====== Data extract

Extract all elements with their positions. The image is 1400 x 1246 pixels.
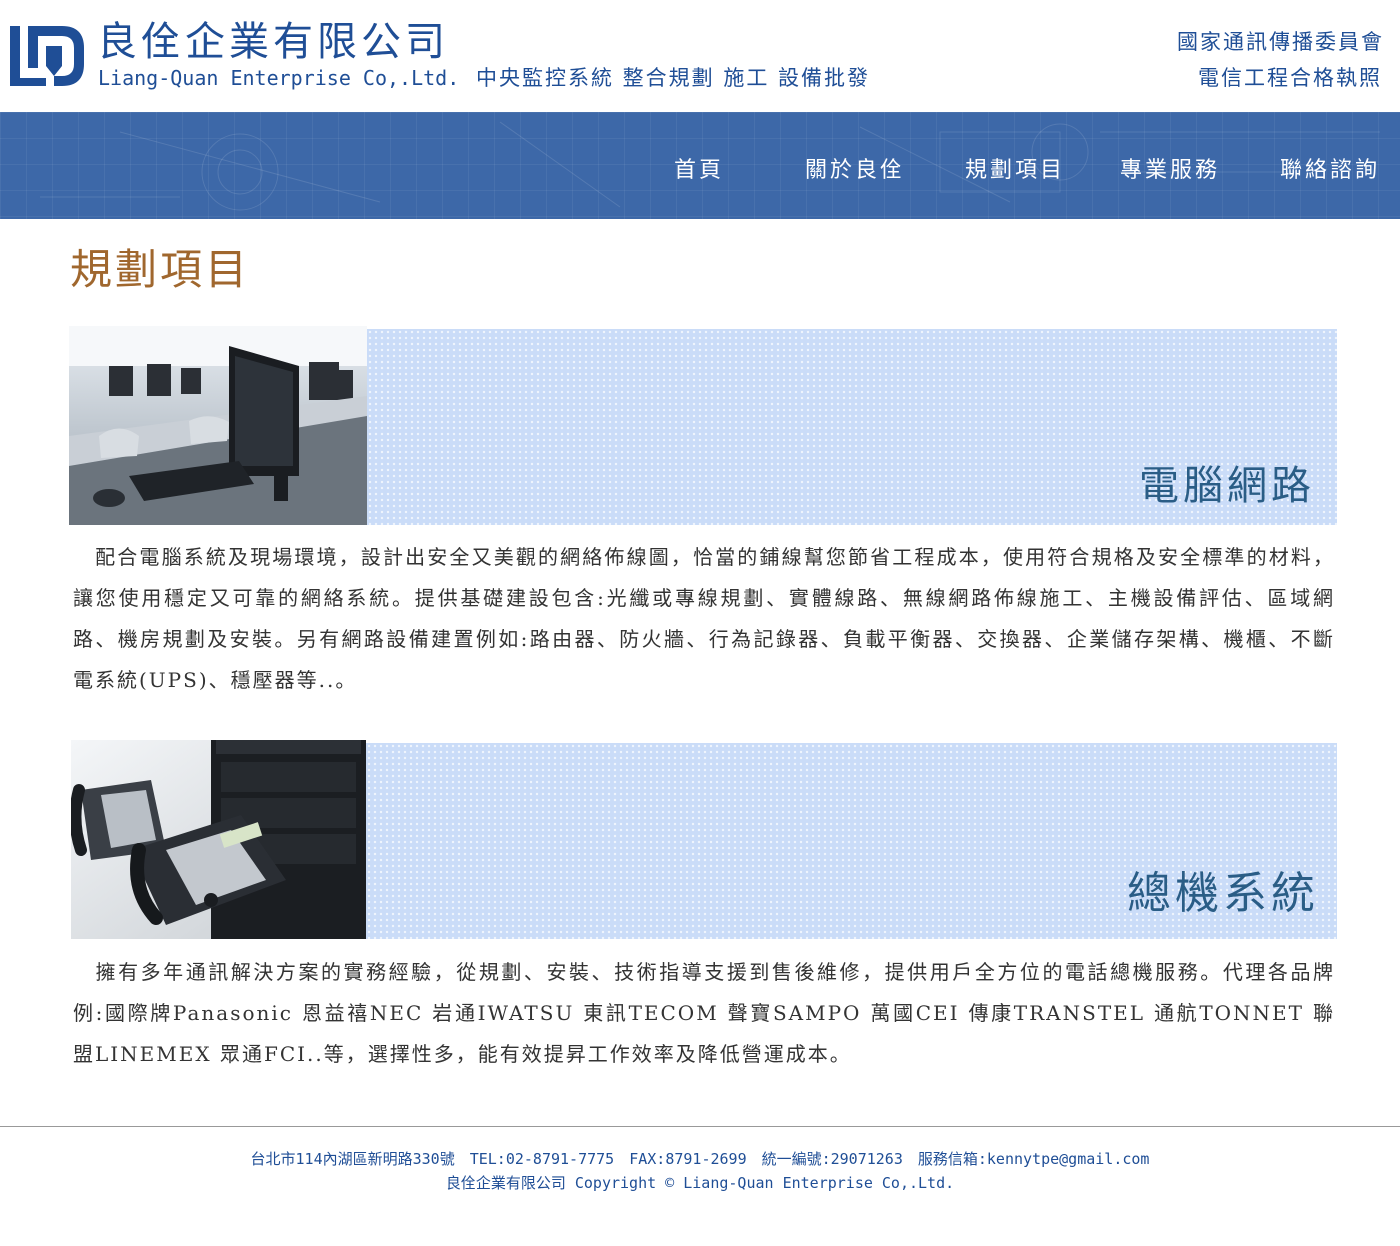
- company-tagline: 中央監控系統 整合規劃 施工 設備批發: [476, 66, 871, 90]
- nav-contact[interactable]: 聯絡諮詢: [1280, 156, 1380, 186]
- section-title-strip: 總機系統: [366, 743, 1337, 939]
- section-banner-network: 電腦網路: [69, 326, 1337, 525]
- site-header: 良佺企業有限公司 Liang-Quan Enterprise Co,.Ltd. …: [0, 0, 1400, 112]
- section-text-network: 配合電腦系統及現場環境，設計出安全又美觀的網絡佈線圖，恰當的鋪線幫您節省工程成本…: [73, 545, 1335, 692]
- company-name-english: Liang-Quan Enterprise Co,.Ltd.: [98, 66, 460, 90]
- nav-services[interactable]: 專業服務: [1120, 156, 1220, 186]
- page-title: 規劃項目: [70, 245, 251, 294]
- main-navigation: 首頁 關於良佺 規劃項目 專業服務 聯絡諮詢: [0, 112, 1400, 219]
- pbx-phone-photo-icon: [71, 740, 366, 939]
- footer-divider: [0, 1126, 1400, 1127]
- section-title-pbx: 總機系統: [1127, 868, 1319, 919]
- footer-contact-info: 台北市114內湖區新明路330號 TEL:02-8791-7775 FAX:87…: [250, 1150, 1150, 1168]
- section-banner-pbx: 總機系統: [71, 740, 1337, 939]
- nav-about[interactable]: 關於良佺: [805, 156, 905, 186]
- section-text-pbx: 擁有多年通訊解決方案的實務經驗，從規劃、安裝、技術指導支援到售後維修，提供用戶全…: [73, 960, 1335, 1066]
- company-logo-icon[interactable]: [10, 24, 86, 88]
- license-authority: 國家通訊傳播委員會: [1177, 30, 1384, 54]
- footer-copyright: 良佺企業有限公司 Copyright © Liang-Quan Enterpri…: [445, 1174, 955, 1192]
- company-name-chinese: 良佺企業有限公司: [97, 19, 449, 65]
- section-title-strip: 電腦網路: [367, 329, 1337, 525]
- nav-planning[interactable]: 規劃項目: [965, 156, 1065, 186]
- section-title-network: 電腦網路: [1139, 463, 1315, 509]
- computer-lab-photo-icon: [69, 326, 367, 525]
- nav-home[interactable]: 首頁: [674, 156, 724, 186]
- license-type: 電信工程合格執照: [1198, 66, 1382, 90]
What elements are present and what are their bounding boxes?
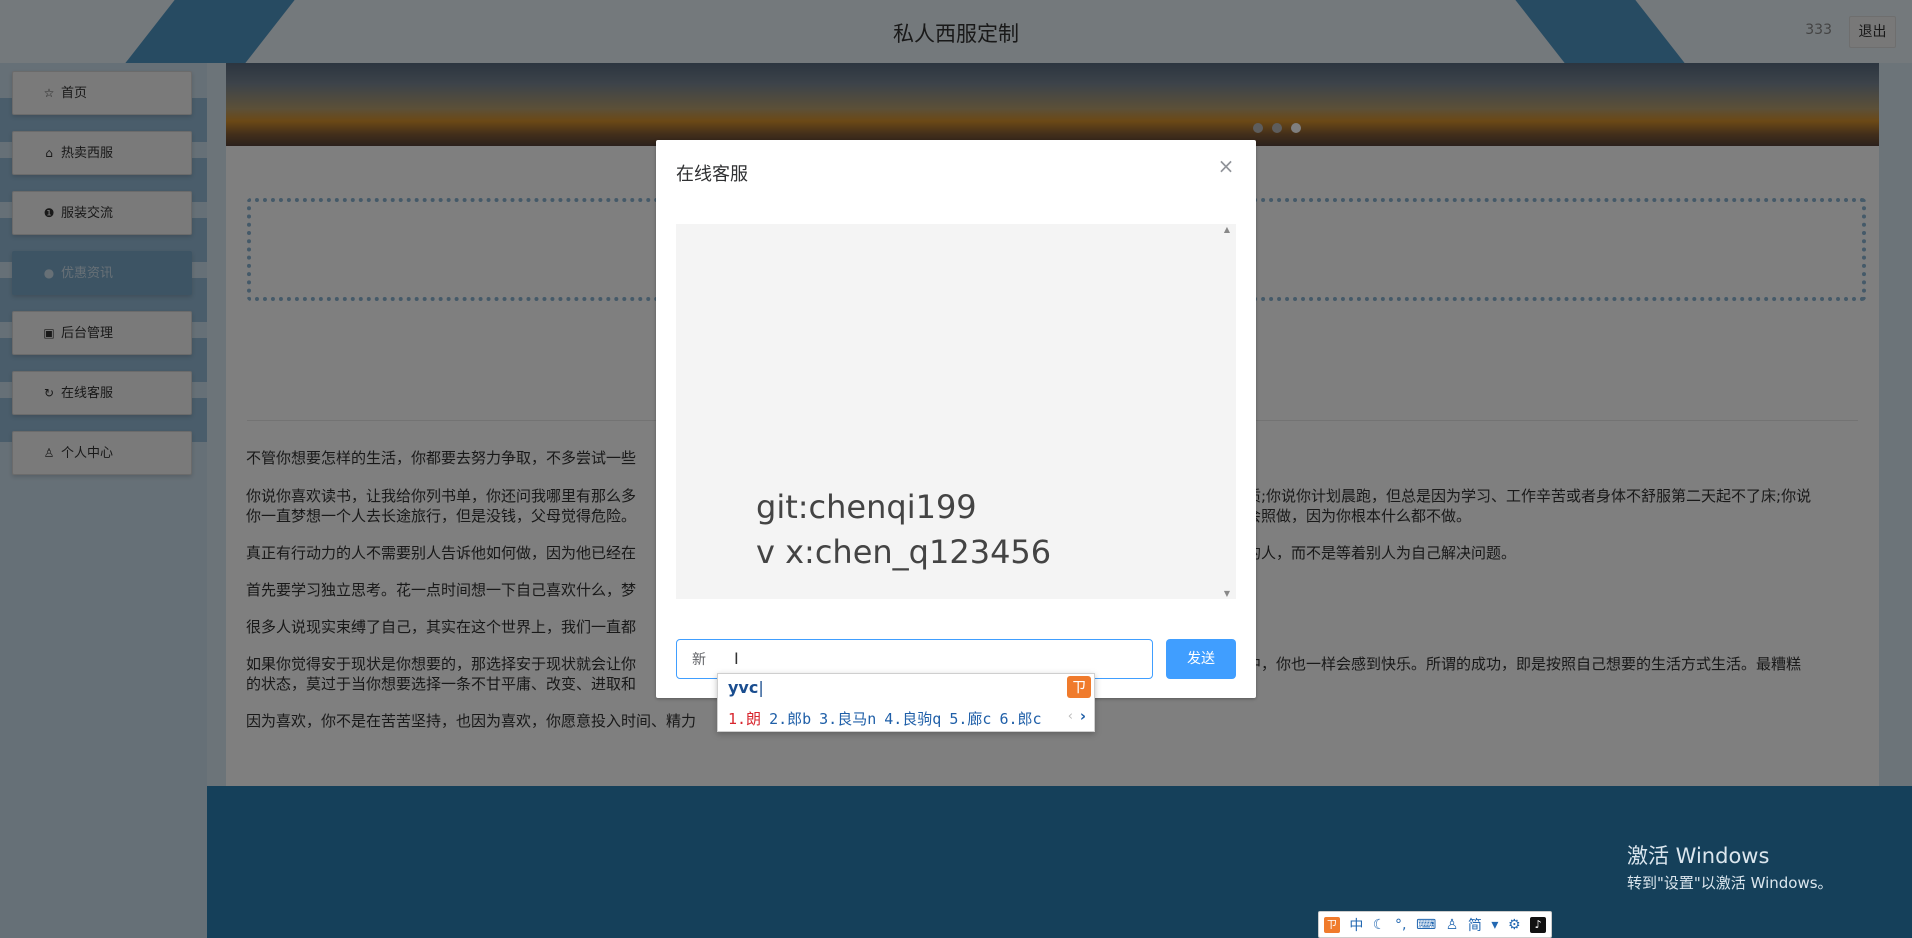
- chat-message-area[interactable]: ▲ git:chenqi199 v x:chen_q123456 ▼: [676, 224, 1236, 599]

============

— Task goal —
Reproduce every line of the material above word for word, omitting the pictures.

— Output of the task —
Extract all elements with their positions. The image is 1400 x 1246 pixels.
- company-tagline: 中央監控系統 整合規劃 施工 設備批發: [476, 66, 871, 90]
- nav-contact[interactable]: 聯絡諮詢: [1280, 156, 1380, 186]
- section-title-strip: 總機系統: [366, 743, 1337, 939]
- section-banner-network: 電腦網路: [69, 326, 1337, 525]
- site-header: 良佺企業有限公司 Liang-Quan Enterprise Co,.Ltd. …: [0, 0, 1400, 112]
- section-text-network: 配合電腦系統及現場環境，設計出安全又美觀的網絡佈線圖，恰當的鋪線幫您節省工程成本…: [73, 545, 1335, 692]
- company-name-english: Liang-Quan Enterprise Co,.Ltd.: [98, 66, 460, 90]
- nav-services[interactable]: 專業服務: [1120, 156, 1220, 186]
- page-title: 規劃項目: [70, 245, 251, 294]
- main-navigation: 首頁 關於良佺 規劃項目 專業服務 聯絡諮詢: [0, 112, 1400, 219]
- pbx-phone-photo-icon: [71, 740, 366, 939]
- footer-divider: [0, 1126, 1400, 1127]
- section-title-pbx: 總機系統: [1127, 868, 1319, 919]
- footer-contact-info: 台北市114內湖區新明路330號 TEL:02-8791-7775 FAX:87…: [250, 1150, 1150, 1168]
- section-banner-pbx: 總機系統: [71, 740, 1337, 939]
- nav-about[interactable]: 關於良佺: [805, 156, 905, 186]
- section-text-pbx: 擁有多年通訊解決方案的實務經驗，從規劃、安裝、技術指導支援到售後維修，提供用戶全…: [73, 960, 1335, 1066]
- company-logo-icon[interactable]: [10, 24, 86, 88]
- license-authority: 國家通訊傳播委員會: [1177, 30, 1384, 54]
- footer-copyright: 良佺企業有限公司 Copyright © Liang-Quan Enterpri…: [445, 1174, 955, 1192]
- company-name-chinese: 良佺企業有限公司: [97, 19, 449, 65]
- section-title-strip: 電腦網路: [367, 329, 1337, 525]
- nav-planning[interactable]: 規劃項目: [965, 156, 1065, 186]
- section-title-network: 電腦網路: [1139, 463, 1315, 509]
- computer-lab-photo-icon: [69, 326, 367, 525]
- nav-home[interactable]: 首頁: [674, 156, 724, 186]
- license-type: 電信工程合格執照: [1198, 66, 1382, 90]
What elements are present and what are their bounding boxes?
- chat-message-area[interactable]: ▲ git:chenqi199 v x:chen_q123456 ▼: [676, 224, 1236, 599]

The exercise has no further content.